WHAT IS REQUIRED
Scan the data that follows and count the lines with the string "гуманітарних"; answer with the count alone.

[Stored data]
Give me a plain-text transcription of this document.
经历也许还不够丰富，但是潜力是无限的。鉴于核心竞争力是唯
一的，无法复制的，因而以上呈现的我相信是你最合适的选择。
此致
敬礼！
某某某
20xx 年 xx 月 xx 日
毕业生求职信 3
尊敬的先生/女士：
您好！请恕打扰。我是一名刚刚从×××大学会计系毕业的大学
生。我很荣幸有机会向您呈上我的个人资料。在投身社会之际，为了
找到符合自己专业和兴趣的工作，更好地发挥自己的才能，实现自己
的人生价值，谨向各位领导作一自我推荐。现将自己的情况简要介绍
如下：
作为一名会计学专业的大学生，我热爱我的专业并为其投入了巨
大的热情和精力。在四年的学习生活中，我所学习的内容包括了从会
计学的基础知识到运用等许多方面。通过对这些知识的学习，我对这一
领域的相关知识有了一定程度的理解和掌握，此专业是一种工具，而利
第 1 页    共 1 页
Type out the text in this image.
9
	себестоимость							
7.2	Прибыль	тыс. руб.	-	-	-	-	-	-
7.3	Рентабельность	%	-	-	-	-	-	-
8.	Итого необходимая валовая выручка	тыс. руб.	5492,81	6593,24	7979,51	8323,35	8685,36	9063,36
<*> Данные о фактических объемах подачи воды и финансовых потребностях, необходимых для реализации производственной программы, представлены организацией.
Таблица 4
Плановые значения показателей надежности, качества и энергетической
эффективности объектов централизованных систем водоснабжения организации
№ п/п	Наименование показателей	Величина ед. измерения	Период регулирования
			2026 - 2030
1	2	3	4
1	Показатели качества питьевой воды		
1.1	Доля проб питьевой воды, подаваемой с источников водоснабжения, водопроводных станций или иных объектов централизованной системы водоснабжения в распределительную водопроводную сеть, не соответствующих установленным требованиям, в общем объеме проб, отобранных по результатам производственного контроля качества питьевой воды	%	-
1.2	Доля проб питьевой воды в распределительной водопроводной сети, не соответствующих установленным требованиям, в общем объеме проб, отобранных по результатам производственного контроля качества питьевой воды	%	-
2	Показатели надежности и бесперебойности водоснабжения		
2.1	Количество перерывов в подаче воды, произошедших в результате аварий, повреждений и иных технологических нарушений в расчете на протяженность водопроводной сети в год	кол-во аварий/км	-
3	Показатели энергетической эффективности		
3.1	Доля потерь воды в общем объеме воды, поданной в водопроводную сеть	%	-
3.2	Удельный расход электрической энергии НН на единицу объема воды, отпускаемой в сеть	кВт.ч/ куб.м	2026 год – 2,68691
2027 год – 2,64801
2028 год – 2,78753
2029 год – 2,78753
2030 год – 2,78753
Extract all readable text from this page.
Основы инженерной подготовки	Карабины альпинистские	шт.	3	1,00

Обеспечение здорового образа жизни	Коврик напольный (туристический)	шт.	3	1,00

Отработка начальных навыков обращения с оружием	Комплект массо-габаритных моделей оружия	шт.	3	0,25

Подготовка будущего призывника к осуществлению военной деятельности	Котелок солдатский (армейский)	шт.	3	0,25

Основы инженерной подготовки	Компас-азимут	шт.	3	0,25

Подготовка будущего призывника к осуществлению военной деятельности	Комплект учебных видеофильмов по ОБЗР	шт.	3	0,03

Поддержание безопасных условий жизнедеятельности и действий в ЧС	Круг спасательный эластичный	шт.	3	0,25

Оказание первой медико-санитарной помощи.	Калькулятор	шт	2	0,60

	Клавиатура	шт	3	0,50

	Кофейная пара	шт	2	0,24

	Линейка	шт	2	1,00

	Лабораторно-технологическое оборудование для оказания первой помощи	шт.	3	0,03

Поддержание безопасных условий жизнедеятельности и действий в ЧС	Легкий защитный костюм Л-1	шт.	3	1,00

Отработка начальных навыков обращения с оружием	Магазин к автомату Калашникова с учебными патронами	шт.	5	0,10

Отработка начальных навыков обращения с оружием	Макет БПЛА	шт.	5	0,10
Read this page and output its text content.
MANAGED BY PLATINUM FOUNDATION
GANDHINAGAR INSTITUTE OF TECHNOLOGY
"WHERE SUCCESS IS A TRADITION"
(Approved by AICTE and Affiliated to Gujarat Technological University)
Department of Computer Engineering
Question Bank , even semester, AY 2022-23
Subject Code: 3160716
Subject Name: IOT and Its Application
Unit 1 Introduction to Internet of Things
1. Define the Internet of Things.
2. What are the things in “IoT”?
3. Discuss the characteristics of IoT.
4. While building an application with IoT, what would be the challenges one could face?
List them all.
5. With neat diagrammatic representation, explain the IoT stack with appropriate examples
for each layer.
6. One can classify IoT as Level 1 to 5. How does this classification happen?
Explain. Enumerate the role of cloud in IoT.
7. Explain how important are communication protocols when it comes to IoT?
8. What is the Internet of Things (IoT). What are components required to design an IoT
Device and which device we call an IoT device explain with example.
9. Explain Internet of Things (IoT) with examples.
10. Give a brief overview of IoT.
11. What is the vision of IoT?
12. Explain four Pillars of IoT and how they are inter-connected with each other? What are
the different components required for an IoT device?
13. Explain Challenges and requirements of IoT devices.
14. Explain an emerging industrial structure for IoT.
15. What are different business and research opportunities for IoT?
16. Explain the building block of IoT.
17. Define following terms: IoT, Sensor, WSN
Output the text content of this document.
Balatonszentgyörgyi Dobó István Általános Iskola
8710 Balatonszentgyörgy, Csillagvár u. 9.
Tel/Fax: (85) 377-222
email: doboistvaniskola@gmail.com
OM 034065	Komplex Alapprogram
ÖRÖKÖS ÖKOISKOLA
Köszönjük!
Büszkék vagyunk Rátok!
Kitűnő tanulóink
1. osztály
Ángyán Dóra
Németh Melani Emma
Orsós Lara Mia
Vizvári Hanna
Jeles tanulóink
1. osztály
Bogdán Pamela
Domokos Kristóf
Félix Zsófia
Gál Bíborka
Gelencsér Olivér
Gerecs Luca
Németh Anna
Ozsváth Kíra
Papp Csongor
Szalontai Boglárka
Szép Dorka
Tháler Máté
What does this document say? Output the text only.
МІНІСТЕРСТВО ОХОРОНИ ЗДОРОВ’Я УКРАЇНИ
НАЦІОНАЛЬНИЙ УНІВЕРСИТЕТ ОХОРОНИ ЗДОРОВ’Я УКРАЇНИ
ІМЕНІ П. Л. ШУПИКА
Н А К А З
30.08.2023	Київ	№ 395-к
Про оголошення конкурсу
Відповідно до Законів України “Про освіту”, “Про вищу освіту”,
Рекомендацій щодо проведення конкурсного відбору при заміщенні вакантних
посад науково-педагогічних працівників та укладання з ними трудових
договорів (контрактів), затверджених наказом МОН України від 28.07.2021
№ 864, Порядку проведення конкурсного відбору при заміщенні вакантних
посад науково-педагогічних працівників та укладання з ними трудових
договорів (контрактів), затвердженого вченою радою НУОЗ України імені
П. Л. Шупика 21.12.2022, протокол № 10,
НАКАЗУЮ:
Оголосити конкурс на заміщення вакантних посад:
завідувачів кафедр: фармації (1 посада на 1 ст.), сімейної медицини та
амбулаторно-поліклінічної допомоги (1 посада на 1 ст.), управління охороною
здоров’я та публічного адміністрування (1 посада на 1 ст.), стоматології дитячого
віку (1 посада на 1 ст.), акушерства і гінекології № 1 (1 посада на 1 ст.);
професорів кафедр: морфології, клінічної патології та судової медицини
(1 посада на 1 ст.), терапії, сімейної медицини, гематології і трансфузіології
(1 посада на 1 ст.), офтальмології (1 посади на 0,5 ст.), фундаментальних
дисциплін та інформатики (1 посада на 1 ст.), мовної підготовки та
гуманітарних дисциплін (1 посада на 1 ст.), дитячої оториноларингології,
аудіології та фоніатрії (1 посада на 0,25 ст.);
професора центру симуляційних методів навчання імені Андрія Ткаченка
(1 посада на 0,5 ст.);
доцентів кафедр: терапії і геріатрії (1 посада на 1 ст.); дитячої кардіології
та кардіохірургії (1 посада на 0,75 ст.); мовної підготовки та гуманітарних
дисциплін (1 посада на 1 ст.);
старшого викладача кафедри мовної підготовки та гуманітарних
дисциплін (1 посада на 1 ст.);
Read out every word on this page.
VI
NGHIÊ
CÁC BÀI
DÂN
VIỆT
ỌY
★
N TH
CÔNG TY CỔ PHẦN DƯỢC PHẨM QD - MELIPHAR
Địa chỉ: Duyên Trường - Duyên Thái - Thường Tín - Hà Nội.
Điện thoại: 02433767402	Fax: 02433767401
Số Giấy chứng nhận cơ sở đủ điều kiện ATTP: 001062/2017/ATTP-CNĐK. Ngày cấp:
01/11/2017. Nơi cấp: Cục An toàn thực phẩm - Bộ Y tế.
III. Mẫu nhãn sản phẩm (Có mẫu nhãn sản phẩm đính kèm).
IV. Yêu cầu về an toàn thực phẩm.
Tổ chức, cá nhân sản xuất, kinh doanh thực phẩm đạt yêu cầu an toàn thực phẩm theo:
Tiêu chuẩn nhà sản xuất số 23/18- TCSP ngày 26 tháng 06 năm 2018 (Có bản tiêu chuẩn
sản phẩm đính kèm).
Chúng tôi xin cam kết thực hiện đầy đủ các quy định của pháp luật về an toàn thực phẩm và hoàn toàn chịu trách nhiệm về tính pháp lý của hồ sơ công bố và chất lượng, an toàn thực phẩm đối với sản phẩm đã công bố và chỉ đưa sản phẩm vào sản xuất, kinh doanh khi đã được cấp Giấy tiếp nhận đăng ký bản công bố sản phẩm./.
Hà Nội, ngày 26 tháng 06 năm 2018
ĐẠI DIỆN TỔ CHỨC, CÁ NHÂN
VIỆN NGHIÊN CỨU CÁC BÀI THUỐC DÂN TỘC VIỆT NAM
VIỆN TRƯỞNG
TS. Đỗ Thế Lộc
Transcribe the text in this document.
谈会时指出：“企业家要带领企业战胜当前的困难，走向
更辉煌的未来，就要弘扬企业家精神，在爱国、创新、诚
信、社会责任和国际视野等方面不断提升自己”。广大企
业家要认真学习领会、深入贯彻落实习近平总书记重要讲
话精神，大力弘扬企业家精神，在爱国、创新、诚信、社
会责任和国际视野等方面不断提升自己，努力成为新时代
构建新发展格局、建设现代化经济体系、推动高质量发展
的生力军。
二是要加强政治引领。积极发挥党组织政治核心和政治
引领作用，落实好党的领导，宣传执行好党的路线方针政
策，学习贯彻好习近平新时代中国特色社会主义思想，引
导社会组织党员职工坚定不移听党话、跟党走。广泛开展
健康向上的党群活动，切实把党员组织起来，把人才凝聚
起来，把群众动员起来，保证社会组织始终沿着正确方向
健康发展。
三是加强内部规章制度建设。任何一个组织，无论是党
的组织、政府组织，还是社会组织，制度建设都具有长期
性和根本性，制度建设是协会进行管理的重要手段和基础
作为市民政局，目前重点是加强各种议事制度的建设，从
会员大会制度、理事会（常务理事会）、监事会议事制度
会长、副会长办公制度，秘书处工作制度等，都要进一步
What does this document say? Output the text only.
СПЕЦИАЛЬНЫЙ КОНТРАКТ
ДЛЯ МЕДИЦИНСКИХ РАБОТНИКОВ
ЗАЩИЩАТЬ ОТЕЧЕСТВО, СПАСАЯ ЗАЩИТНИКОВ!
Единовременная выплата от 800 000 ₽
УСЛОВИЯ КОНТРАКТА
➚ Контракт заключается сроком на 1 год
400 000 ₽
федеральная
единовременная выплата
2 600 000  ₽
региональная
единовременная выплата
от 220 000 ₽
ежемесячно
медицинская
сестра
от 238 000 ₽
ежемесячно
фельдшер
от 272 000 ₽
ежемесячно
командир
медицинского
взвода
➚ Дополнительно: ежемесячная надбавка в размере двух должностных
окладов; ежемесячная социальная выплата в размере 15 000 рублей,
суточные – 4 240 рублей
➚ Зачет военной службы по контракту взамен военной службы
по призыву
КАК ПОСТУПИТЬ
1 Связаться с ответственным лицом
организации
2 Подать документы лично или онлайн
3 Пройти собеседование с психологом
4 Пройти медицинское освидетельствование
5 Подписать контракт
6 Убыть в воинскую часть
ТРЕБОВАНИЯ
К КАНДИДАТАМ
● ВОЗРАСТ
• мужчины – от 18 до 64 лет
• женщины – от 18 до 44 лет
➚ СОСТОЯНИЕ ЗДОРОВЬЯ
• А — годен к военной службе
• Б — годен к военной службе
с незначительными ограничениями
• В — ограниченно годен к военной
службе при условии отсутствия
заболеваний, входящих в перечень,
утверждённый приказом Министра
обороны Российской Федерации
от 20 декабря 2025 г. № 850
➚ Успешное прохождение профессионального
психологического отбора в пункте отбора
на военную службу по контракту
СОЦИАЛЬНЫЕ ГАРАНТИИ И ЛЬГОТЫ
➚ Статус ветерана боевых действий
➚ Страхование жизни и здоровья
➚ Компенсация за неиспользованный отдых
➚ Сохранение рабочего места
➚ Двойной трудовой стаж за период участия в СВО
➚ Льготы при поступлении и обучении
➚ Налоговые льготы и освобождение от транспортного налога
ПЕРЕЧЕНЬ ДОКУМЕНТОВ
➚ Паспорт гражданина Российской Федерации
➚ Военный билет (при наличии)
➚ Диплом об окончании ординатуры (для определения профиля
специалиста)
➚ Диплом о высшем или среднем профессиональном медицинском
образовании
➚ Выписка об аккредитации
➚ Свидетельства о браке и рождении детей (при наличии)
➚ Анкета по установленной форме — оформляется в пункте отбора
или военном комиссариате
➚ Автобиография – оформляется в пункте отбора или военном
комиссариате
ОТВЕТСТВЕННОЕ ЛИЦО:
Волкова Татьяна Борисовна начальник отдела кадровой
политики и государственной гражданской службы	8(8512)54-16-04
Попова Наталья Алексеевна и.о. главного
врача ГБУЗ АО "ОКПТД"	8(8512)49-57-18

EXPECTED OUTPUT
3